Work out how many lines of the listing hold "Does", then state only that count.

==== Exercise data

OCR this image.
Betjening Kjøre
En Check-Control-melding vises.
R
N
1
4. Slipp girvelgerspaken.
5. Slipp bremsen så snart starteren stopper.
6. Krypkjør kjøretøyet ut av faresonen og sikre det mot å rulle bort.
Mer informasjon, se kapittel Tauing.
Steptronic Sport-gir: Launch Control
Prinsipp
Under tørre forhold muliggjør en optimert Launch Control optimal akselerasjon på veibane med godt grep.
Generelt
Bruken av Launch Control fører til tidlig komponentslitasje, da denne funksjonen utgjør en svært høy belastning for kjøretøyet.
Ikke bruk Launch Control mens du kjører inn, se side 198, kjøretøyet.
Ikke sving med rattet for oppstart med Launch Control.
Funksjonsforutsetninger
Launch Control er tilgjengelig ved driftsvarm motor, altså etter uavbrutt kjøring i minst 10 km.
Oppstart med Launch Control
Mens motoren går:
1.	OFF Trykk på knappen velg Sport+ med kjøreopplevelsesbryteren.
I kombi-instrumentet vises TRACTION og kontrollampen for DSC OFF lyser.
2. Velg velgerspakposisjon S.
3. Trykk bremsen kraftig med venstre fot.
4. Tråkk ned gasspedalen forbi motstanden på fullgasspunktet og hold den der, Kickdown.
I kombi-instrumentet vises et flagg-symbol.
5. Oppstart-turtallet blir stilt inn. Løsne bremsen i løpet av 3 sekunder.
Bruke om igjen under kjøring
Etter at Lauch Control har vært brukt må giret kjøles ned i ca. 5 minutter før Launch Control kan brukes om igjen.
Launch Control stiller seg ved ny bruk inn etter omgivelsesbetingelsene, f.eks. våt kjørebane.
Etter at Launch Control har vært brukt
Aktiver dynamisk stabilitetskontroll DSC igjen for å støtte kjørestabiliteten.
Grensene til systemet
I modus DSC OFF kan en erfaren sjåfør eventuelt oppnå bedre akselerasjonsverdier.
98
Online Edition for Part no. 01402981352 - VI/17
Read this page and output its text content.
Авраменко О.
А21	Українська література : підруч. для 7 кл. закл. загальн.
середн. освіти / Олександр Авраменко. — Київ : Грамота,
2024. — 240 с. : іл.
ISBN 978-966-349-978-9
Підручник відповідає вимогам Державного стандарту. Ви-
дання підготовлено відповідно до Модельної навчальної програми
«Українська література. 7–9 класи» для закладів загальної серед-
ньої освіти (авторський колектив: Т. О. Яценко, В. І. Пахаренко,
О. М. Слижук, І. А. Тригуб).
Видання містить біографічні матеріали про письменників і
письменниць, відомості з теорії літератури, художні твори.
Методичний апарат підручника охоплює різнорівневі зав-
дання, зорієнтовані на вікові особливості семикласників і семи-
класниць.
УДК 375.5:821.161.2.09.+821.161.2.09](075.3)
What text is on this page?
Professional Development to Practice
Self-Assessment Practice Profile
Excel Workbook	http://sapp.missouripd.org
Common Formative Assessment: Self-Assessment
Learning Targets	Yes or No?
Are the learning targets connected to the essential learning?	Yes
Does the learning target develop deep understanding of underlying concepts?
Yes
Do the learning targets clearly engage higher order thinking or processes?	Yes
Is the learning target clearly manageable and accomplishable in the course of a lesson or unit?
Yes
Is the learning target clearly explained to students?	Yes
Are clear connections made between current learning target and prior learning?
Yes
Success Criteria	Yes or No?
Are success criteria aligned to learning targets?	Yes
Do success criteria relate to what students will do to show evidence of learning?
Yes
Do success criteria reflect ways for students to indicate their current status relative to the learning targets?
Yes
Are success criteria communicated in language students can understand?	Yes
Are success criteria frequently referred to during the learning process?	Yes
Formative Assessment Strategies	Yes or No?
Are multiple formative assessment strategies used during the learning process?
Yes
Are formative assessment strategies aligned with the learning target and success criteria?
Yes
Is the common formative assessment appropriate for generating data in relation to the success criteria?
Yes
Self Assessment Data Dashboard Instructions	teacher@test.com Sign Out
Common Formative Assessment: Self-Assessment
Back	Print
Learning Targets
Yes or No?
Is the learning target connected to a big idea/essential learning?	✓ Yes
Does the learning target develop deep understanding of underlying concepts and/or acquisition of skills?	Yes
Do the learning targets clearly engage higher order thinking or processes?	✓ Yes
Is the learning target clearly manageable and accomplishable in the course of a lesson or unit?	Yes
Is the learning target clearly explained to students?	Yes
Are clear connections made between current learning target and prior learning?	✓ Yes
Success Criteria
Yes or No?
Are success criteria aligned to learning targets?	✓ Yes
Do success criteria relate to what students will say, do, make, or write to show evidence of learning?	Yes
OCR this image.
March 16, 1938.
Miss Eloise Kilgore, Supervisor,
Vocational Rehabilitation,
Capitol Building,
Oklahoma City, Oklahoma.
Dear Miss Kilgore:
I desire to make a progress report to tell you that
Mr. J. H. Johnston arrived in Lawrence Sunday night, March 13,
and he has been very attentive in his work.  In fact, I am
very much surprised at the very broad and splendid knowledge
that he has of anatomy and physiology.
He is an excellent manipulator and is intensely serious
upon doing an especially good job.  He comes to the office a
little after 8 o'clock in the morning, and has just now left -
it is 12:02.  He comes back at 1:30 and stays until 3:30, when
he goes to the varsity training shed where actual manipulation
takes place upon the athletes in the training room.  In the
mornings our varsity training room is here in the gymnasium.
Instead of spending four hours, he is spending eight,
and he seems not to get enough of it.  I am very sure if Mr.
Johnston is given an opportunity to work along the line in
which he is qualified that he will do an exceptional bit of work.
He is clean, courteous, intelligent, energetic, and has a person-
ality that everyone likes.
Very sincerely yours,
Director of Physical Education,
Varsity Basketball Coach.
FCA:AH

========

▶ Response
2